Written task:
Please copy every line of the records below that holds the word "Medical".

─── Input material

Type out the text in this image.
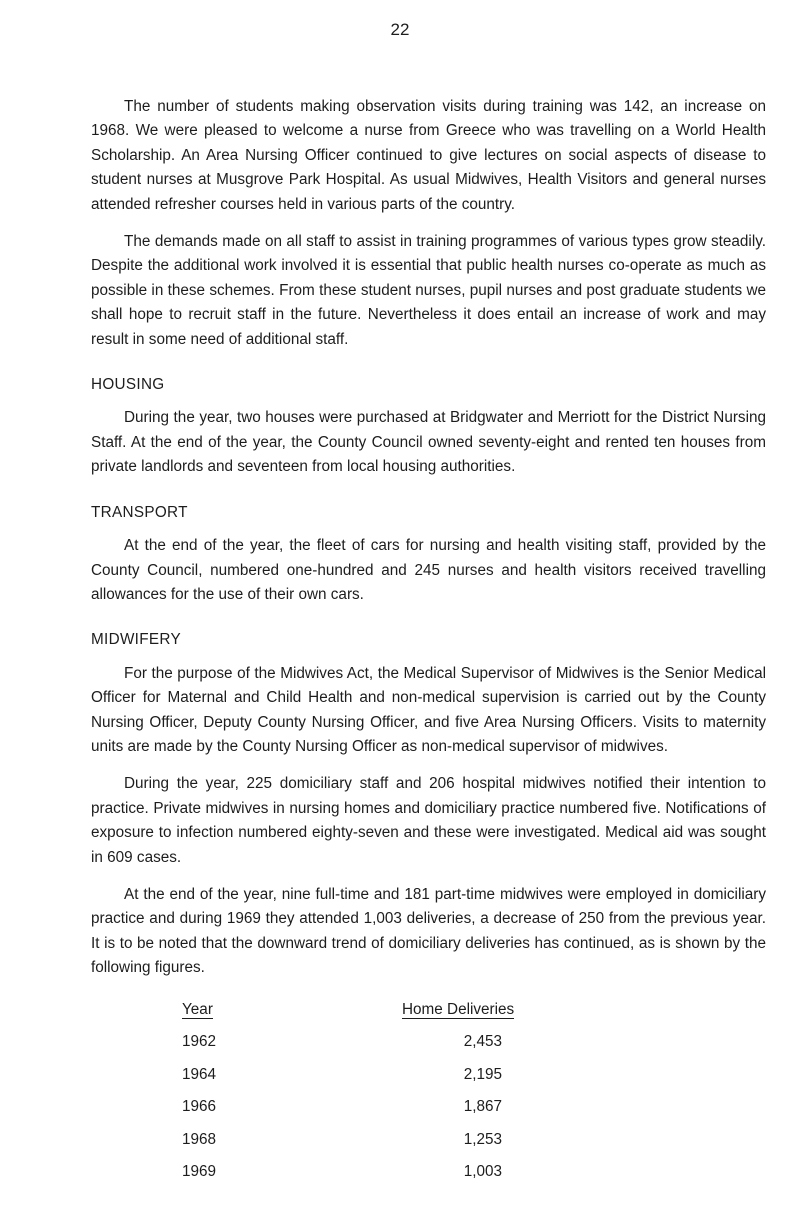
22

The number of students making observation visits during training was 142, an increase on 1968. We were pleased to welcome a nurse from Greece who was travelling on a World Health Scholarship. An Area Nursing Officer continued to give lectures on social aspects of disease to student nurses at Musgrove Park Hospital. As usual Midwives, Health Visitors and general nurses attended refresher courses held in various parts of the country.

The demands made on all staff to assist in training programmes of various types grow steadily. Despite the additional work involved it is essential that public health nurses co-operate as much as possible in these schemes. From these student nurses, pupil nurses and post graduate students we shall hope to recruit staff in the future. Nevertheless it does entail an increase of work and may result in some need of additional staff.

HOUSING

During the year, two houses were purchased at Bridgwater and Merriott for the District Nursing Staff. At the end of the year, the County Council owned seventy-eight and rented ten houses from private landlords and seventeen from local housing authorities.

TRANSPORT

At the end of the year, the fleet of cars for nursing and health visiting staff, provided by the County Council, numbered one-hundred and 245 nurses and health visitors received travelling allowances for the use of their own cars.

MIDWIFERY

For the purpose of the Midwives Act, the Medical Supervisor of Midwives is the Senior Medical Officer for Maternal and Child Health and non-medical supervision is carried out by the County Nursing Officer, Deputy County Nursing Officer, and five Area Nursing Officers. Visits to maternity units are made by the County Nursing Officer as non-medical supervisor of midwives.

During the year, 225 domiciliary staff and 206 hospital midwives notified their intention to practice. Private midwives in nursing homes and domiciliary practice numbered five. Notifications of exposure to infection numbered eighty-seven and these were investigated. Medical aid was sought in 609 cases.

At the end of the year, nine full-time and 181 part-time midwives were employed in domiciliary practice and during 1969 they attended 1,003 deliveries, a decrease of 250 from the previous year. It is to be noted that the downward trend of domiciliary deliveries has continued, as is shown by the following figures.

Year	Home Deliveries
1962	2,453
1964	2,195
1966	1,867
1968	1,253
1969	1,003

──────

Result of the exercise:
For the purpose of the Midwives Act, the Medical Supervisor of Midwives is the Senior Medical Officer for Maternal and Child Health and non-medical supervision is carried out by the County Nursing Officer, Deputy County Nursing Officer, and five Area Nursing Officers. Visits to maternity units are made by the County Nursing Officer as non-medical supervisor of midwives.
During the year, 225 domiciliary staff and 206 hospital midwives notified their intention to practice. Private midwives in nursing homes and domiciliary practice numbered five. Notifications of exposure to infection numbered eighty-seven and these were investigated. Medical aid was sought in 609 cases.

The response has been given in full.